Data entries —
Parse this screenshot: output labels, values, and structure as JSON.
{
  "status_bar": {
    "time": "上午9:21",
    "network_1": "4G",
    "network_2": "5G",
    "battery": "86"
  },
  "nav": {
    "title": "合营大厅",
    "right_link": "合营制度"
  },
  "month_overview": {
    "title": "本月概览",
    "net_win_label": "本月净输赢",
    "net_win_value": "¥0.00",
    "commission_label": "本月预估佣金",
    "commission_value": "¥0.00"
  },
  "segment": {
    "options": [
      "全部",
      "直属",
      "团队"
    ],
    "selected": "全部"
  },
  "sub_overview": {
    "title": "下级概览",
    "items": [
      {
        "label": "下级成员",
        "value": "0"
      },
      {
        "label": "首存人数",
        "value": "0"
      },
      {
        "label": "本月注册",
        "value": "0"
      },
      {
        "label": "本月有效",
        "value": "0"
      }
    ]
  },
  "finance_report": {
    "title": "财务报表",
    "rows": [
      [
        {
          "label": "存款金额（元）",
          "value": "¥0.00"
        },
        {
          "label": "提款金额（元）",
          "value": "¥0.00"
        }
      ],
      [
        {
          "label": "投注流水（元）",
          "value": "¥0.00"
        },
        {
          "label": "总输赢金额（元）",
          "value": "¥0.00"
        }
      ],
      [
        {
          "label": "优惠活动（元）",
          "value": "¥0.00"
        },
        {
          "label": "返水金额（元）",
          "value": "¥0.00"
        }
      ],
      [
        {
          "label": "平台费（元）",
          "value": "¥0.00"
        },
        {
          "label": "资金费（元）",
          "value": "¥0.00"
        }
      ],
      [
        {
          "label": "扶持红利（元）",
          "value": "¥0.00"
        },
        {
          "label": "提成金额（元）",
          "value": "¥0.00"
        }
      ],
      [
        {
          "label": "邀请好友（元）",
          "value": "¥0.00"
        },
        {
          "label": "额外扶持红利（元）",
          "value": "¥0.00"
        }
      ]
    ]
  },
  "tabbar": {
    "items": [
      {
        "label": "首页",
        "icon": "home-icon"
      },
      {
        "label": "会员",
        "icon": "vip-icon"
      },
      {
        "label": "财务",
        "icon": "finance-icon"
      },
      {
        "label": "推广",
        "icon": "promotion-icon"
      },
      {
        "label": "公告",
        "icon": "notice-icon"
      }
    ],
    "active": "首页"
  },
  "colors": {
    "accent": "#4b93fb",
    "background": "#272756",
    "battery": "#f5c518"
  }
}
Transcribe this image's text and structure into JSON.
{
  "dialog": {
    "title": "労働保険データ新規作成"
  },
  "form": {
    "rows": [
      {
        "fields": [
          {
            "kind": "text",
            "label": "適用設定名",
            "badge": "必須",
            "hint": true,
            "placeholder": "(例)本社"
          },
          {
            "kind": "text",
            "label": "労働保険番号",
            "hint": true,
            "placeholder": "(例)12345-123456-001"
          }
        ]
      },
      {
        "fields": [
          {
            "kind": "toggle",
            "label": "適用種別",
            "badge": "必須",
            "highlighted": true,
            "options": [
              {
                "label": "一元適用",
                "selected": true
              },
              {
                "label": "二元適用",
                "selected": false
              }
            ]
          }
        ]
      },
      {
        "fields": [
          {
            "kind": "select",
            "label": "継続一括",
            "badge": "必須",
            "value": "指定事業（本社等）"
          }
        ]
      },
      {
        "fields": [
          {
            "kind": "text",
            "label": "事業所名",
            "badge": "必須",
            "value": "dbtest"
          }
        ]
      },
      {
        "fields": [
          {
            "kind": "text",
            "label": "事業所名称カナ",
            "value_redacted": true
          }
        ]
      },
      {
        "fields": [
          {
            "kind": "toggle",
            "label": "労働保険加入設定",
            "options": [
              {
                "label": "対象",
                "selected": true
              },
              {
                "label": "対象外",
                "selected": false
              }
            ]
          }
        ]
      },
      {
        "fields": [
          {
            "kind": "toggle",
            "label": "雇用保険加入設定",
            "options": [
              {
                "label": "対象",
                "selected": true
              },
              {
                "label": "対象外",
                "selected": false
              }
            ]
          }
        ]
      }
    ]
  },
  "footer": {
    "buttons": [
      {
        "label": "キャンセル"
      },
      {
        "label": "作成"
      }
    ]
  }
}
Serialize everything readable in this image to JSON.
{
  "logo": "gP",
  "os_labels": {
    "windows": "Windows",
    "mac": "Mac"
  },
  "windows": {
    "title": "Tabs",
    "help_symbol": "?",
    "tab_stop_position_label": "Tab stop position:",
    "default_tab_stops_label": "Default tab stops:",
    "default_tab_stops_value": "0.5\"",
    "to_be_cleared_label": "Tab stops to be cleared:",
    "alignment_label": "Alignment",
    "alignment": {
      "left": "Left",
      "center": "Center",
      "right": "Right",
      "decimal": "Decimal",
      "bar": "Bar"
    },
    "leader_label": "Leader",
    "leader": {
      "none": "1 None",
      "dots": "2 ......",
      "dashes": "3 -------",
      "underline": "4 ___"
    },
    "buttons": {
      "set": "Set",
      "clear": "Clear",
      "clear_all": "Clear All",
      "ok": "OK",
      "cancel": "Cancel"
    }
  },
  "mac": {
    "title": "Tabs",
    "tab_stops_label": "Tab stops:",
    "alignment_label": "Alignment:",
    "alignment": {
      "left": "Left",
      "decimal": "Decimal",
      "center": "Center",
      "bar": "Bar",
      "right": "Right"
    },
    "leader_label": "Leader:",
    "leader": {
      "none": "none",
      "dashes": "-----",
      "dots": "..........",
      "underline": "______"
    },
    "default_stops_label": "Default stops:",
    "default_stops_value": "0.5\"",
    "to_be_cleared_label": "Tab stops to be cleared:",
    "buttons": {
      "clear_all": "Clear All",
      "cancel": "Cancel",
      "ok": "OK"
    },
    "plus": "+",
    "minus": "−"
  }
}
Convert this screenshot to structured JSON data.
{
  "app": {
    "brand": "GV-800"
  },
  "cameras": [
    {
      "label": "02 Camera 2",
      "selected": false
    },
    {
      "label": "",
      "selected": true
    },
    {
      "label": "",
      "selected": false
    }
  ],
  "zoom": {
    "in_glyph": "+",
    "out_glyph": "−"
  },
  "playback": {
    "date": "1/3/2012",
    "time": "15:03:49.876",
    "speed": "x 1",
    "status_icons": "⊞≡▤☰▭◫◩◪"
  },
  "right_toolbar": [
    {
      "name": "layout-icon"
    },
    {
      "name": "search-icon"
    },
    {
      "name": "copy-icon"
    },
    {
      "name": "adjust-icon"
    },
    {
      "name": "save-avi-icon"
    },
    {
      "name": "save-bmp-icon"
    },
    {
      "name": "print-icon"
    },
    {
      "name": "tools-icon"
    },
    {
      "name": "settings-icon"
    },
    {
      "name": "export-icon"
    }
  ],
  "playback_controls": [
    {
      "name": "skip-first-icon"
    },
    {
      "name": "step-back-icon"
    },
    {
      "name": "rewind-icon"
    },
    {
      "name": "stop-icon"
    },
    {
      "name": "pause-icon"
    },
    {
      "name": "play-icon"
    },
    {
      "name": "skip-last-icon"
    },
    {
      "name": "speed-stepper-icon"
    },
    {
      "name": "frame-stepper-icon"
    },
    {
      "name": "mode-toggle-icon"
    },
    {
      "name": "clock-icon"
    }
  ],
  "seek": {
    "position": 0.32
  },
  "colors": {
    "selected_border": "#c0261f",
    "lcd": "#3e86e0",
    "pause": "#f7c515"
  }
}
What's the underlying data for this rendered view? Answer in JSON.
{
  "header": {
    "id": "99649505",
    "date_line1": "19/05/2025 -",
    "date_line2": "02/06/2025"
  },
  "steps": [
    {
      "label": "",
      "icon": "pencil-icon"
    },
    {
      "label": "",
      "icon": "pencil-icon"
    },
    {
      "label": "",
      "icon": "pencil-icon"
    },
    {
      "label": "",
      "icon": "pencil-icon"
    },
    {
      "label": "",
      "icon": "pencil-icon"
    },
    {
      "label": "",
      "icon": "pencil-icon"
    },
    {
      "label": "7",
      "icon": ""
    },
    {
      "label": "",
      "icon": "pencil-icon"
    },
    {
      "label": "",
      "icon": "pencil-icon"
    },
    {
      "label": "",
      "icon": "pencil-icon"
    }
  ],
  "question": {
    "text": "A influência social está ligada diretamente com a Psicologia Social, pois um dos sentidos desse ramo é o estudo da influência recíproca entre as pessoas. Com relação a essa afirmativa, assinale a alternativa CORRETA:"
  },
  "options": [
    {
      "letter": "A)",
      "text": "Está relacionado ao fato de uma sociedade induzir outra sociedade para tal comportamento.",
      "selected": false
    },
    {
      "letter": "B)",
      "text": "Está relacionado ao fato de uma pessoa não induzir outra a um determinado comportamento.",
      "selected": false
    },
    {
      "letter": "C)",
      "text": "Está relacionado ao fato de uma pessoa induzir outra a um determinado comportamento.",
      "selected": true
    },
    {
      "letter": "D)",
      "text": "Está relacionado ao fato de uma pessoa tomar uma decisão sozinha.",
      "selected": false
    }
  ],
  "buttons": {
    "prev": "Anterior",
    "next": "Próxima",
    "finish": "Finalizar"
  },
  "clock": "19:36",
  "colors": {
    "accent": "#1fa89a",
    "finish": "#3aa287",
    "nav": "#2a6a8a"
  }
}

Stated exercise — Looking at the records above, work out how many lines include the string "title". Give the number and nothing else.

Answer to the task — 7